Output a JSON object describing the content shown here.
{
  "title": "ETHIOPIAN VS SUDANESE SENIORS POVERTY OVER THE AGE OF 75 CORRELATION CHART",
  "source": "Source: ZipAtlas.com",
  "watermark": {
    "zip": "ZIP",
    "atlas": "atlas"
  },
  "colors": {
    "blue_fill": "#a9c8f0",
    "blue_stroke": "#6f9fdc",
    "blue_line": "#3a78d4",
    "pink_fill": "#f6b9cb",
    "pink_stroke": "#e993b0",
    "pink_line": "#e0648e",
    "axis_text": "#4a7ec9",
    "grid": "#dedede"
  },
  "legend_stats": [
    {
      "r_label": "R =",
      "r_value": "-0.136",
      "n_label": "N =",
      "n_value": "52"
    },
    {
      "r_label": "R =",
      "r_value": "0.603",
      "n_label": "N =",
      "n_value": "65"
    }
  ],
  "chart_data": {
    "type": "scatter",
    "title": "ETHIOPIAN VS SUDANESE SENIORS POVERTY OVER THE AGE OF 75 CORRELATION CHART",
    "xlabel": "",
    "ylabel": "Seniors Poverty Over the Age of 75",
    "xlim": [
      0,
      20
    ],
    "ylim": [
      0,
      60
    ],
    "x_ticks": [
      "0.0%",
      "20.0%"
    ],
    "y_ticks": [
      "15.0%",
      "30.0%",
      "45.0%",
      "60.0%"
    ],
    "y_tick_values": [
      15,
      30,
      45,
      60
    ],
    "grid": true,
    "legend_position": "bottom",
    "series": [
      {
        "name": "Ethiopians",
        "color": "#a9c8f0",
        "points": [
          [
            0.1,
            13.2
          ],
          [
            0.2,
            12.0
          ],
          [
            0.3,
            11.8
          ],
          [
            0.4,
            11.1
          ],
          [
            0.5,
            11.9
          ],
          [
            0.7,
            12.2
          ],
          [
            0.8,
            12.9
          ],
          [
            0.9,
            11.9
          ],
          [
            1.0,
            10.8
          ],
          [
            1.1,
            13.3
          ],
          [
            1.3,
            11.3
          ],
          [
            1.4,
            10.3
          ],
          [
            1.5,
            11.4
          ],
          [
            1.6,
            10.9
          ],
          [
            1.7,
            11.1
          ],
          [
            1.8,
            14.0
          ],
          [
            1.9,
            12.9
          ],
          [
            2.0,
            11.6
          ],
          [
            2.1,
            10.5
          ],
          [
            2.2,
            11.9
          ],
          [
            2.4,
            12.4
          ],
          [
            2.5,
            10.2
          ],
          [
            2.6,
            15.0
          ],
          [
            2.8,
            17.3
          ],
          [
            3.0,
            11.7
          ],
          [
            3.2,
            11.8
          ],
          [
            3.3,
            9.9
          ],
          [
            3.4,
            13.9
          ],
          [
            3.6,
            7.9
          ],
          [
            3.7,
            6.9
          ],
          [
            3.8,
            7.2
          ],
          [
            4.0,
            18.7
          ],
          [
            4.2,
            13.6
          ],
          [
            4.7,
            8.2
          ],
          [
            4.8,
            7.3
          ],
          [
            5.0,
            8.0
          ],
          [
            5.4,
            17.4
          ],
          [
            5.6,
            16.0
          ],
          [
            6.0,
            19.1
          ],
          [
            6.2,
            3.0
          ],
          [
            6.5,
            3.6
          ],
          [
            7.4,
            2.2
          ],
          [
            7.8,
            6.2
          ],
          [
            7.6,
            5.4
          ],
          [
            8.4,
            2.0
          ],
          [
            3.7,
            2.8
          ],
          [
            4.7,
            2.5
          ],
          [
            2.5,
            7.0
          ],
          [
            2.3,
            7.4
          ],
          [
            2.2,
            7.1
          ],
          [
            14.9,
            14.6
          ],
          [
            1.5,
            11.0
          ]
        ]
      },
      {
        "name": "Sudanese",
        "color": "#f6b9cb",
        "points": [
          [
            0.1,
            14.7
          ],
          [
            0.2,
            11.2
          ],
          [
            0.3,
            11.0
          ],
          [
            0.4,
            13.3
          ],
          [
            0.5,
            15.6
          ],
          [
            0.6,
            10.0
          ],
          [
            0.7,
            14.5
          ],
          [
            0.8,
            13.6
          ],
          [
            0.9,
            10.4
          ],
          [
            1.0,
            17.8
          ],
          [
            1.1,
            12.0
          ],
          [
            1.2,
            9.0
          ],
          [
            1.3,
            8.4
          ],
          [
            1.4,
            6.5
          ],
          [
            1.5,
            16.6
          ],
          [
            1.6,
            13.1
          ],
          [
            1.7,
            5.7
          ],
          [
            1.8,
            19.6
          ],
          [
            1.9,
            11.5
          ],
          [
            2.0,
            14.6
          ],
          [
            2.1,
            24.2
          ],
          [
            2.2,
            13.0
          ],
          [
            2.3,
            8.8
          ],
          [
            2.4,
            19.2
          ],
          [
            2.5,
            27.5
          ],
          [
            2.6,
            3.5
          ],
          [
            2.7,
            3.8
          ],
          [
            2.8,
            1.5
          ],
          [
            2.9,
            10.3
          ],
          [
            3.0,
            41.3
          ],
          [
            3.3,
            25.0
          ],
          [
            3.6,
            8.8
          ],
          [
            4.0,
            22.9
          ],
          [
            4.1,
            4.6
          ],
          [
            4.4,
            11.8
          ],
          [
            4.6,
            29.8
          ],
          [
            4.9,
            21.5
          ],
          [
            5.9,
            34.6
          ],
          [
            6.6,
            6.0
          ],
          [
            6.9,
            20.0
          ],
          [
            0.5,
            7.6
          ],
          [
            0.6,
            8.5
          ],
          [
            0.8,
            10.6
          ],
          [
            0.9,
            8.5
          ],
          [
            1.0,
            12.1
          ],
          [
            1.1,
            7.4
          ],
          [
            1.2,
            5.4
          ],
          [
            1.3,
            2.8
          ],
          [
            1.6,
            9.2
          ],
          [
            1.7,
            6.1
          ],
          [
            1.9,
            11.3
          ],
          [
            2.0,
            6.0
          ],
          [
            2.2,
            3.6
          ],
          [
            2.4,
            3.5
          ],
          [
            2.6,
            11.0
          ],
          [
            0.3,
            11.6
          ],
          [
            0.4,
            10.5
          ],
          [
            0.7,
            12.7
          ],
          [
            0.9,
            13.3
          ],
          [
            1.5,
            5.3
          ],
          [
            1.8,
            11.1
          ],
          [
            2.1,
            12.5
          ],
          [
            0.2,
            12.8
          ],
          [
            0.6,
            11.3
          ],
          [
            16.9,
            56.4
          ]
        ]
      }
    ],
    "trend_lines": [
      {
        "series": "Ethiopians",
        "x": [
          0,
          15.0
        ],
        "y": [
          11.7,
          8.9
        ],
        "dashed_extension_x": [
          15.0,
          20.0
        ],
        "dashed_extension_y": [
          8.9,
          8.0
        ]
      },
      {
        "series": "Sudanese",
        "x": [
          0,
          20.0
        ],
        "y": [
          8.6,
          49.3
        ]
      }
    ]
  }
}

▸ What the exercise asks:
Gather all lines where the word "CORRELATION" appears.

▸ Result of the exercise:
  "title": "ETHIOPIAN VS SUDANESE SENIORS POVERTY OVER THE AGE OF 75 CORRELATION CHART",
    "title": "ETHIOPIAN VS SUDANESE SENIORS POVERTY OVER THE AGE OF 75 CORRELATION CHART",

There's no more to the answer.